### WRITTEN TASK:
Transcribe all the records exactly and omit any images they hold.

### RECORDS TO PROCESS:
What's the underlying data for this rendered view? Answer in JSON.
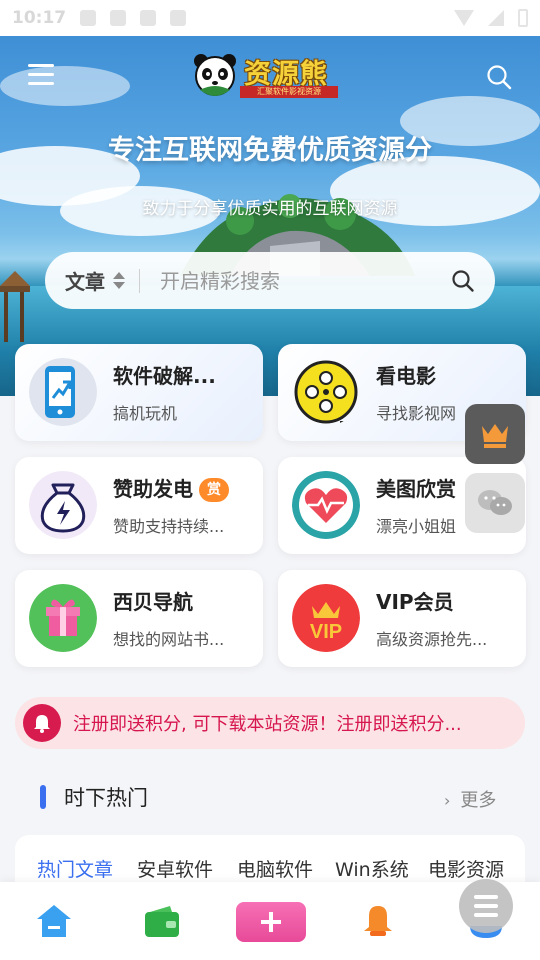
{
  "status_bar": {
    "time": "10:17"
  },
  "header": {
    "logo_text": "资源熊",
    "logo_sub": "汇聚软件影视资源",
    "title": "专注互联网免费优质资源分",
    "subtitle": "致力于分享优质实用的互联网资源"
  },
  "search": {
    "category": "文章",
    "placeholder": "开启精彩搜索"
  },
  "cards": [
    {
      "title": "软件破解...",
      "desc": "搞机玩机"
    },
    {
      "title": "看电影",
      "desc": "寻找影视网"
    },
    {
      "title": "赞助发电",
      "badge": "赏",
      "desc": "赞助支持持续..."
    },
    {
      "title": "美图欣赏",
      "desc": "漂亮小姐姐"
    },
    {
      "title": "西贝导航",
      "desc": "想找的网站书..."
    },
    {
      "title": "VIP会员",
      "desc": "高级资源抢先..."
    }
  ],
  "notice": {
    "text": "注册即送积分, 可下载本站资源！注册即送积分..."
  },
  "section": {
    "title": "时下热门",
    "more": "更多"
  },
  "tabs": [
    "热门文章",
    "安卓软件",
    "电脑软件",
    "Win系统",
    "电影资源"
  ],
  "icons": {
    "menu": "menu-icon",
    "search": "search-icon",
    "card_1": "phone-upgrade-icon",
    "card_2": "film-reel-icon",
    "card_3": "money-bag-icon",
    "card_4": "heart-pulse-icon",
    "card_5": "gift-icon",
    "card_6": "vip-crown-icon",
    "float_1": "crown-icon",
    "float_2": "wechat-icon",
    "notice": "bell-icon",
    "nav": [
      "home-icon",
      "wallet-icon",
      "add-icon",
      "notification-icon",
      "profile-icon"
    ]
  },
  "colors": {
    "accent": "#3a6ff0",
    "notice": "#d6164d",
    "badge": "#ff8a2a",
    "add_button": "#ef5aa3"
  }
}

### SOLUTION FOR THIS EXERCISE:
What's the underlying data for this rendered view? Answer in JSON.
{
  "status_bar": {
    "time": "10:17"
  },
  "header": {
    "logo_text": "资源熊",
    "logo_sub": "汇聚软件影视资源",
    "title": "专注互联网免费优质资源分",
    "subtitle": "致力于分享优质实用的互联网资源"
  },
  "search": {
    "category": "文章",
    "placeholder": "开启精彩搜索"
  },
  "cards": [
    {
      "title": "软件破解...",
      "desc": "搞机玩机"
    },
    {
      "title": "看电影",
      "desc": "寻找影视网"
    },
    {
      "title": "赞助发电",
      "badge": "赏",
      "desc": "赞助支持持续..."
    },
    {
      "title": "美图欣赏",
      "desc": "漂亮小姐姐"
    },
    {
      "title": "西贝导航",
      "desc": "想找的网站书..."
    },
    {
      "title": "VIP会员",
      "desc": "高级资源抢先..."
    }
  ],
  "notice": {
    "text": "注册即送积分, 可下载本站资源！注册即送积分..."
  },
  "section": {
    "title": "时下热门",
    "more": "更多"
  },
  "tabs": [
    "热门文章",
    "安卓软件",
    "电脑软件",
    "Win系统",
    "电影资源"
  ],
  "icons": {
    "menu": "menu-icon",
    "search": "search-icon",
    "card_1": "phone-upgrade-icon",
    "card_2": "film-reel-icon",
    "card_3": "money-bag-icon",
    "card_4": "heart-pulse-icon",
    "card_5": "gift-icon",
    "card_6": "vip-crown-icon",
    "float_1": "crown-icon",
    "float_2": "wechat-icon",
    "notice": "bell-icon",
    "nav": [
      "home-icon",
      "wallet-icon",
      "add-icon",
      "notification-icon",
      "profile-icon"
    ]
  },
  "colors": {
    "accent": "#3a6ff0",
    "notice": "#d6164d",
    "badge": "#ff8a2a",
    "add_button": "#ef5aa3"
  }
}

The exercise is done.